● **Directive**
Reproduce all the entries precisely.

------ Raw data ------

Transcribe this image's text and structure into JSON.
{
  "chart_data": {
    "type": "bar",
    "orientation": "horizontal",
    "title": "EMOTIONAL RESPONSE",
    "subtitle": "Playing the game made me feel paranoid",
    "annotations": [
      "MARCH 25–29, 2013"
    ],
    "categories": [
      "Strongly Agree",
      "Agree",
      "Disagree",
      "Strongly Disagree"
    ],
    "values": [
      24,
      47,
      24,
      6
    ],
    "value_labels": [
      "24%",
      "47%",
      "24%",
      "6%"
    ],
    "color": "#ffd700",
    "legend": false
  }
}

------

● **Result below**
Transcribe this image's text and structure into JSON.
{
  "chart_data": {
    "type": "bar",
    "orientation": "horizontal",
    "title": "EMOTIONAL RESPONSE",
    "subtitle": "Playing the game made me feel paranoid",
    "annotations": [
      "MARCH 25–29, 2013"
    ],
    "categories": [
      "Strongly Agree",
      "Agree",
      "Disagree",
      "Strongly Disagree"
    ],
    "values": [
      24,
      47,
      24,
      6
    ],
    "value_labels": [
      "24%",
      "47%",
      "24%",
      "6%"
    ],
    "color": "#ffd700",
    "legend": false
  }
}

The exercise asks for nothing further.